(STATED EXERCISE) Reproduce the listing below character for character; drop every image.

** start DATA SHOWN **

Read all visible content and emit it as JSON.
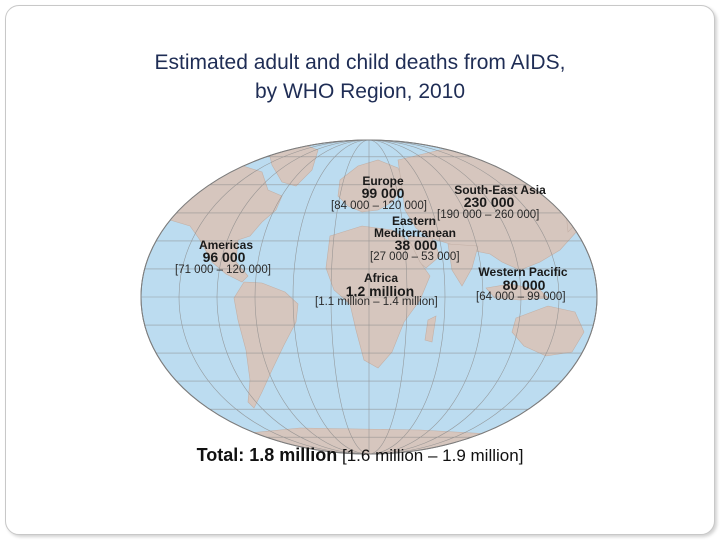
{
  "title_line1": "Estimated adult and child deaths from AIDS,",
  "title_line2": "by WHO Region, 2010",
  "regions": {
    "europe": {
      "name": "Europe",
      "value": "99 000",
      "range": "[84 000 – 120 000]"
    },
    "sea": {
      "name": "South-East Asia",
      "value": "230 000",
      "range": "[190 000 – 260 000]"
    },
    "emr": {
      "name1": "Eastern",
      "name2": "Mediterranean",
      "value": "38 000",
      "range": "[27 000 – 53 000]"
    },
    "americas": {
      "name": "Americas",
      "value": "96 000",
      "range": "[71 000 – 120 000]"
    },
    "africa": {
      "name": "Africa",
      "value": "1.2 million",
      "range": "[1.1 million – 1.4 million]"
    },
    "wpr": {
      "name": "Western Pacific",
      "value": "80 000",
      "range": "[64 000 – 99 000]"
    }
  },
  "total_label": "Total: 1.8 million",
  "total_range": "[1.6 million – 1.9 million]",
  "colors": {
    "ocean": "#bcdcf0",
    "land": "#d6c6be",
    "grid": "#8a8a8a",
    "title": "#1f2d55"
  }
}
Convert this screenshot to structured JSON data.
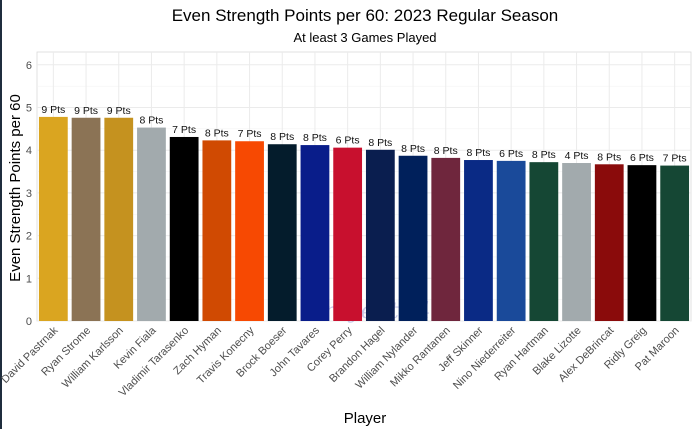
{
  "chart_data": {
    "type": "bar",
    "title": "Even Strength Points per 60: 2023 Regular Season",
    "subtitle": "At least 3 Games Played",
    "xlabel": "Player",
    "ylabel": "Even Strength Points per 60",
    "ylim": [
      0,
      6.3
    ],
    "yticks": [
      0,
      1,
      2,
      3,
      4,
      5,
      6
    ],
    "grid": true,
    "watermark": "Project94",
    "categories": [
      "David Pastrnak",
      "Ryan Strome",
      "William Karlsson",
      "Kevin Fiala",
      "Vladimir Tarasenko",
      "Zach Hyman",
      "Travis Konecny",
      "Brock Boeser",
      "John Tavares",
      "Corey Perry",
      "Brandon Hagel",
      "William Nylander",
      "Mikko Rantanen",
      "Jeff Skinner",
      "Nino Niederreiter",
      "Ryan Hartman",
      "Blake Lizotte",
      "Alex DeBrincat",
      "Ridly Greig",
      "Pat Maroon"
    ],
    "values": [
      4.78,
      4.76,
      4.76,
      4.53,
      4.31,
      4.23,
      4.21,
      4.14,
      4.12,
      4.06,
      4.01,
      3.87,
      3.82,
      3.77,
      3.75,
      3.72,
      3.7,
      3.67,
      3.65,
      3.64
    ],
    "labels": [
      "9 Pts",
      "9 Pts",
      "9 Pts",
      "8 Pts",
      "7 Pts",
      "8 Pts",
      "7 Pts",
      "8 Pts",
      "8 Pts",
      "6 Pts",
      "8 Pts",
      "8 Pts",
      "8 Pts",
      "8 Pts",
      "6 Pts",
      "8 Pts",
      "4 Pts",
      "8 Pts",
      "6 Pts",
      "7 Pts"
    ],
    "colors": [
      "#DAA520",
      "#8B7355",
      "#C5921F",
      "#A2AAAD",
      "#000000",
      "#D04A02",
      "#F74902",
      "#041C2C",
      "#091D8A",
      "#C8102E",
      "#0A1E4F",
      "#00205B",
      "#6F263D",
      "#0A2A85",
      "#1A4A9A",
      "#154734",
      "#A2AAAD",
      "#8A0B0B",
      "#000000",
      "#154734"
    ]
  }
}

** end DATA SHOWN **

(EXPECTED OUTPUT)
Read all visible content and emit it as JSON.
{
  "title_line1": "Estimated adult and child deaths from AIDS,",
  "title_line2": "by WHO Region, 2010",
  "regions": {
    "europe": {
      "name": "Europe",
      "value": "99 000",
      "range": "[84 000 – 120 000]"
    },
    "sea": {
      "name": "South-East Asia",
      "value": "230 000",
      "range": "[190 000 – 260 000]"
    },
    "emr": {
      "name1": "Eastern",
      "name2": "Mediterranean",
      "value": "38 000",
      "range": "[27 000 – 53 000]"
    },
    "americas": {
      "name": "Americas",
      "value": "96 000",
      "range": "[71 000 – 120 000]"
    },
    "africa": {
      "name": "Africa",
      "value": "1.2 million",
      "range": "[1.1 million – 1.4 million]"
    },
    "wpr": {
      "name": "Western Pacific",
      "value": "80 000",
      "range": "[64 000 – 99 000]"
    }
  },
  "total_label": "Total: 1.8 million",
  "total_range": "[1.6 million – 1.9 million]",
  "colors": {
    "ocean": "#bcdcf0",
    "land": "#d6c6be",
    "grid": "#8a8a8a",
    "title": "#1f2d55"
  }
}
Convert this screenshot to structured JSON data.
{
  "chart_data": {
    "type": "bar",
    "title": "Even Strength Points per 60: 2023 Regular Season",
    "subtitle": "At least 3 Games Played",
    "xlabel": "Player",
    "ylabel": "Even Strength Points per 60",
    "ylim": [
      0,
      6.3
    ],
    "yticks": [
      0,
      1,
      2,
      3,
      4,
      5,
      6
    ],
    "grid": true,
    "watermark": "Project94",
    "categories": [
      "David Pastrnak",
      "Ryan Strome",
      "William Karlsson",
      "Kevin Fiala",
      "Vladimir Tarasenko",
      "Zach Hyman",
      "Travis Konecny",
      "Brock Boeser",
      "John Tavares",
      "Corey Perry",
      "Brandon Hagel",
      "William Nylander",
      "Mikko Rantanen",
      "Jeff Skinner",
      "Nino Niederreiter",
      "Ryan Hartman",
      "Blake Lizotte",
      "Alex DeBrincat",
      "Ridly Greig",
      "Pat Maroon"
    ],
    "values": [
      4.78,
      4.76,
      4.76,
      4.53,
      4.31,
      4.23,
      4.21,
      4.14,
      4.12,
      4.06,
      4.01,
      3.87,
      3.82,
      3.77,
      3.75,
      3.72,
      3.7,
      3.67,
      3.65,
      3.64
    ],
    "labels": [
      "9 Pts",
      "9 Pts",
      "9 Pts",
      "8 Pts",
      "7 Pts",
      "8 Pts",
      "7 Pts",
      "8 Pts",
      "8 Pts",
      "6 Pts",
      "8 Pts",
      "8 Pts",
      "8 Pts",
      "8 Pts",
      "6 Pts",
      "8 Pts",
      "4 Pts",
      "8 Pts",
      "6 Pts",
      "7 Pts"
    ],
    "colors": [
      "#DAA520",
      "#8B7355",
      "#C5921F",
      "#A2AAAD",
      "#000000",
      "#D04A02",
      "#F74902",
      "#041C2C",
      "#091D8A",
      "#C8102E",
      "#0A1E4F",
      "#00205B",
      "#6F263D",
      "#0A2A85",
      "#1A4A9A",
      "#154734",
      "#A2AAAD",
      "#8A0B0B",
      "#000000",
      "#154734"
    ]
  }
}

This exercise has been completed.